(Some records)

** Begin **

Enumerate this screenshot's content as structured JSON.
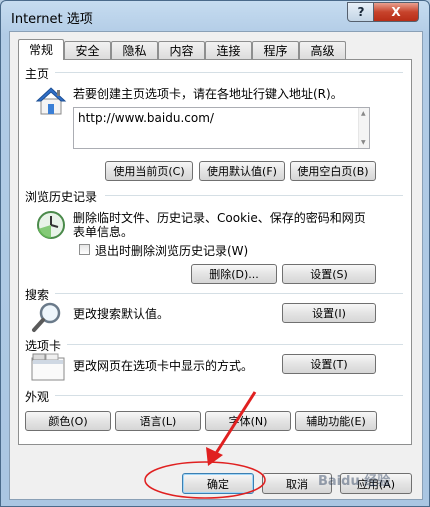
{
  "window": {
    "title": "Internet 选项",
    "help_label": "?",
    "close_label": "X"
  },
  "tabs": [
    "常规",
    "安全",
    "隐私",
    "内容",
    "连接",
    "程序",
    "高级"
  ],
  "home": {
    "label": "主页",
    "description": "若要创建主页选项卡，请在各地址行键入地址(R)。",
    "url_value": "http://www.baidu.com/",
    "buttons": {
      "use_current": "使用当前页(C)",
      "use_default": "使用默认值(F)",
      "use_blank": "使用空白页(B)"
    }
  },
  "history": {
    "label": "浏览历史记录",
    "description_line1": "删除临时文件、历史记录、Cookie、保存的密码和网页",
    "description_line2": "表单信息。",
    "checkbox_label": "退出时删除浏览历史记录(W)",
    "checkbox_checked": false,
    "buttons": {
      "delete": "删除(D)...",
      "settings": "设置(S)"
    }
  },
  "search": {
    "label": "搜索",
    "description": "更改搜索默认值。",
    "settings": "设置(I)"
  },
  "tabs_section": {
    "label": "选项卡",
    "description": "更改网页在选项卡中显示的方式。",
    "settings": "设置(T)"
  },
  "appearance": {
    "label": "外观",
    "buttons": {
      "colors": "颜色(O)",
      "languages": "语言(L)",
      "fonts": "字体(N)",
      "accessibility": "辅助功能(E)"
    }
  },
  "footer": {
    "ok": "确定",
    "cancel": "取消",
    "apply": "应用(A)"
  },
  "watermark": "Baidu 经验",
  "colors": {
    "annotation_red": "#e02020"
  }
}
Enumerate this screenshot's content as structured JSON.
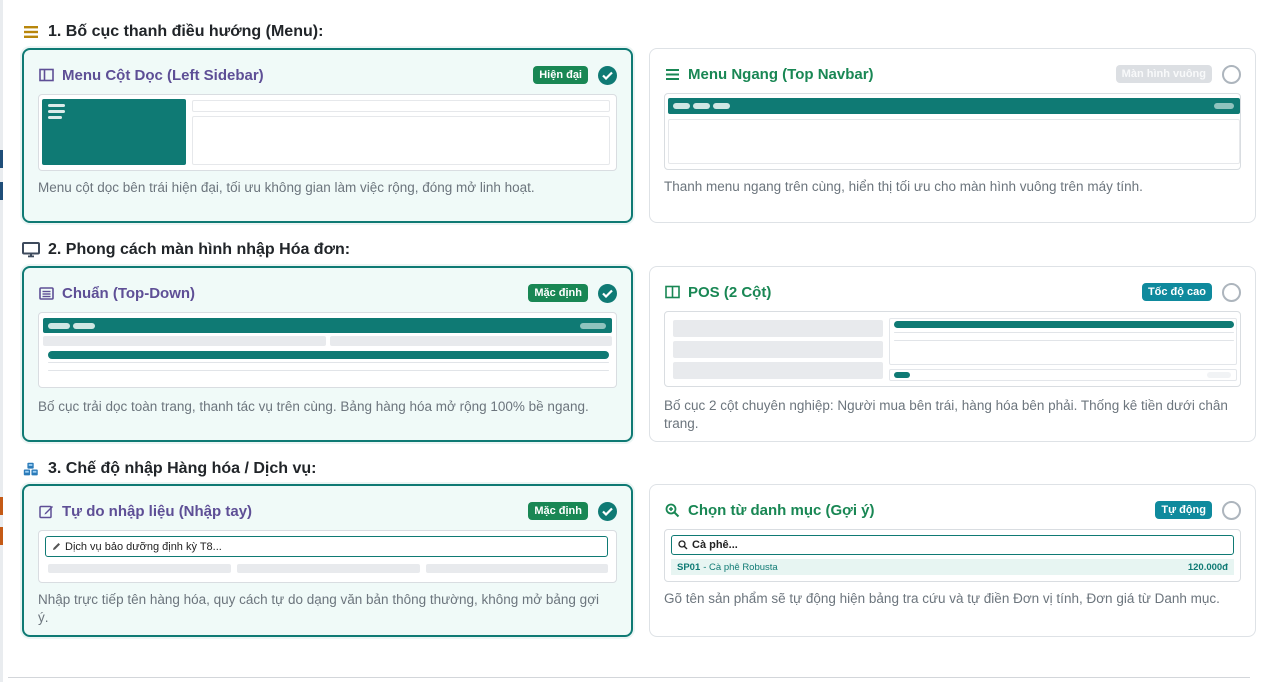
{
  "sections": [
    {
      "title": "1. Bố cục thanh điều hướng (Menu):",
      "icon": "bars-icon",
      "cards": [
        {
          "title": "Menu Cột Dọc (Left Sidebar)",
          "icon": "columns-icon",
          "badge": "Hiện đại",
          "selected": true,
          "description": "Menu cột dọc bên trái hiện đại, tối ưu không gian làm việc rộng, đóng mở linh hoạt."
        },
        {
          "title": "Menu Ngang (Top Navbar)",
          "icon": "bars-icon",
          "badge": "Màn hình vuông",
          "selected": false,
          "description": "Thanh menu ngang trên cùng, hiển thị tối ưu cho màn hình vuông trên máy tính."
        }
      ]
    },
    {
      "title": "2. Phong cách màn hình nhập Hóa đơn:",
      "icon": "desktop-icon",
      "cards": [
        {
          "title": "Chuẩn (Top-Down)",
          "icon": "list-alt-icon",
          "badge": "Mặc định",
          "selected": true,
          "description": "Bố cục trải dọc toàn trang, thanh tác vụ trên cùng. Bảng hàng hóa mở rộng 100% bề ngang."
        },
        {
          "title": "POS (2 Cột)",
          "icon": "columns-icon",
          "badge": "Tốc độ cao",
          "selected": false,
          "description": "Bố cục 2 cột chuyên nghiệp: Người mua bên trái, hàng hóa bên phải. Thống kê tiền dưới chân trang."
        }
      ]
    },
    {
      "title": "3. Chế độ nhập Hàng hóa / Dịch vụ:",
      "icon": "cubes-icon",
      "cards": [
        {
          "title": "Tự do nhập liệu (Nhập tay)",
          "icon": "edit-icon",
          "badge": "Mặc định",
          "selected": true,
          "input_value": "Dịch vụ bảo dưỡng định kỳ T8...",
          "description": "Nhập trực tiếp tên hàng hóa, quy cách tự do dạng văn bản thông thường, không mở bảng gợi ý."
        },
        {
          "title": "Chọn từ danh mục (Gợi ý)",
          "icon": "search-plus-icon",
          "badge": "Tự động",
          "selected": false,
          "search_value": "Cà phê...",
          "suggestion": {
            "code": "SP01",
            "name": "- Cà phê Robusta",
            "price": "120.000đ"
          },
          "description": "Gõ tên sản phẩm sẽ tự động hiện bảng tra cứu và tự điền Đơn vị tính, Đơn giá từ Danh mục."
        }
      ]
    }
  ],
  "colors": {
    "accent": "#0f7a74",
    "selected_bg": "#f0faf8",
    "title_purple": "#5e4f96",
    "title_green": "#198754",
    "badge_green": "#198754",
    "badge_teal": "#0f8a9d",
    "badge_gray": "#dcdfe3"
  }
}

** End **

- [The task]:
Give the number of lines in the material above that have the word "settings" in them, and nothing more.

- [Response to this task]:
3